Required work ->
1. List the options the heatmap guide says a user may choose after clicking an entry in the legend.
2. Write out the passage of the heatmap guide from "Click on a variable" to "the 'Remove' button.", word for word.

Source ->
>>>>

Hovering over a case


Clicking a Variable

Click on a variable (for example 'Project id' here) row label to display the options as shown.

Clicking a variable

User can change the variable name (input box), edit the variable to exclude categories ('Edit' button), replace the variable by another one ('Replace' button) or remove the row containing the variable entirely by clicking the 'Remove' button.

Renaming a variable

To rename a variable, edit the default name of the variable in the input box as shown.

Rename variable

After renaming the variable as per user preference, click 'submit'. The row now shows a new variable name.

Editing a variable

To edit groups within the variable, click the 'Edit' button. Now, user can drag the categories from group 1 into group 2 to create two separate groups and also have the option to exclude a category. After making the choice, click 'Apply' to reload the chart.

Editing a variable

Replacing a variable

To replace a variable, click on the row label for that variable and click 'Replace'. This shows the GDC dictionary from which a user can select a variable of choice as shown.

Replace variable

Removing a variable

To remove a row containing a variable entirely, click on the row label for that variable and click 'Remove'. This removes the entire row from the heatmap.

Remove variable


Interacting with legend filters

Variables can be filtered upon via the legend. Click a legend item to display the following options. User may choose to 'Hide', 'Show only', or 'Show all' categories from a selected variable. This would allow the user to filter down on the category of choice.

Clicking legend icons

<<<<

Information supplied ->

>>>>

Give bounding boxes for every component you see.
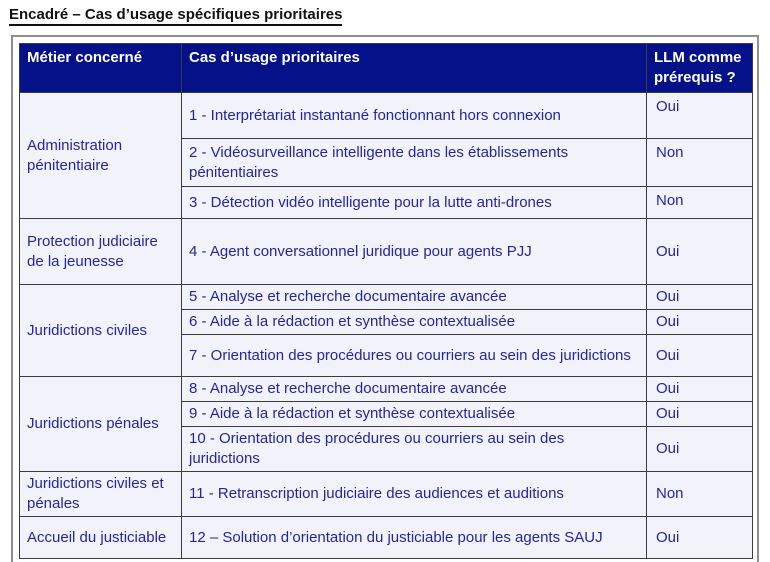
- table-row: 9 - Aide à la rédaction et synthèse cont…: [20, 401, 753, 427]
- table-row: 2 - Vidéosurveillance intelligente dans …: [20, 138, 753, 187]
- header-row: Métier concerné Cas d’usage prioritaires…: [19, 43, 753, 93]
- metier-cell: Juridictions pénales: [19, 376, 182, 472]
- llm-cell: Oui: [646, 401, 753, 427]
- llm-cell: Non: [646, 471, 753, 517]
- column-header-llm: LLM comme prérequis ?: [646, 43, 753, 93]
- metier-cell: Protection judiciaire de la jeunesse: [19, 218, 182, 285]
- table-row: Juridictions pénales 8 - Analyse et rech…: [19, 376, 753, 472]
- case-cell: 8 - Analyse et recherche documentaire av…: [181, 376, 647, 402]
- table-row: 7 - Orientation des procédures ou courri…: [20, 334, 753, 377]
- document-page: Encadré – Cas d’usage spécifiques priori…: [0, 6, 770, 562]
- use-cases-table: Métier concerné Cas d’usage prioritaires…: [19, 43, 753, 559]
- table-row: 3 - Détection vidéo intelligente pour la…: [20, 186, 753, 219]
- case-cell: 10 - Orientation des procédures ou courr…: [181, 426, 647, 472]
- case-cell: 7 - Orientation des procédures ou courri…: [181, 334, 647, 377]
- column-header-cas: Cas d’usage prioritaires: [181, 43, 647, 93]
- llm-cell: Oui: [646, 516, 753, 559]
- llm-cell: Oui: [646, 334, 753, 377]
- table-row: Juridictions civiles et pénales 11 - Ret…: [19, 471, 753, 517]
- case-cell: 3 - Détection vidéo intelligente pour la…: [181, 186, 647, 219]
- case-cell: 9 - Aide à la rédaction et synthèse cont…: [181, 401, 647, 427]
- case-cell: 1 - Interprétariat instantané fonctionna…: [181, 92, 647, 139]
- case-cell: 2 - Vidéosurveillance intelligente dans …: [181, 138, 647, 187]
- table-row: Accueil du justiciable 12 – Solution d’o…: [19, 516, 753, 559]
- llm-cell: Oui: [646, 376, 753, 402]
- case-cell: 5 - Analyse et recherche documentaire av…: [181, 284, 647, 310]
- llm-cell: Oui: [646, 92, 753, 139]
- llm-cell: Oui: [646, 309, 753, 335]
- page-title: Encadré – Cas d’usage spécifiques priori…: [9, 6, 770, 26]
- table-row: 6 - Aide à la rédaction et synthèse cont…: [20, 309, 753, 335]
- llm-cell: Non: [646, 138, 753, 187]
- llm-cell: Oui: [646, 426, 753, 472]
- column-header-metier: Métier concerné: [19, 43, 182, 93]
- table-row: 10 - Orientation des procédures ou courr…: [20, 426, 753, 472]
- llm-cell: Oui: [646, 218, 753, 285]
- metier-cell: Administration pénitentiaire: [19, 92, 182, 219]
- case-cell: 11 - Retranscription judiciaire des audi…: [181, 471, 647, 517]
- table-row: Administration pénitentiaire 1 - Interpr…: [19, 92, 753, 219]
- table-row: Juridictions civiles 5 - Analyse et rech…: [19, 284, 753, 377]
- metier-cell: Juridictions civiles et pénales: [19, 471, 182, 517]
- case-cell: 12 – Solution d’orientation du justiciab…: [181, 516, 647, 559]
- llm-cell: Non: [646, 186, 753, 219]
- table-container: Métier concerné Cas d’usage prioritaires…: [11, 35, 759, 562]
- page-title-text: Encadré – Cas d’usage spécifiques priori…: [9, 6, 343, 26]
- metier-cell: Juridictions civiles: [19, 284, 182, 377]
- llm-cell: Oui: [646, 284, 753, 310]
- case-cell: 6 - Aide à la rédaction et synthèse cont…: [181, 309, 647, 335]
- case-cell: 4 - Agent conversationnel juridique pour…: [181, 218, 647, 285]
- table-row: Protection judiciaire de la jeunesse 4 -…: [19, 218, 753, 285]
- metier-cell: Accueil du justiciable: [19, 516, 182, 559]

<<<<

Results of the exercise ->
1.
- Hide
- Show only
- Show all

2.
Click on a variable (for example 'Project id' here) row label to display the options as shown.

Clicking a variable

User can change the variable name (input box), edit the variable to exclude categories ('Edit' button), replace the variable by another one ('Replace' button) or remove the row containing the variable entirely by clicking the 'Remove' button.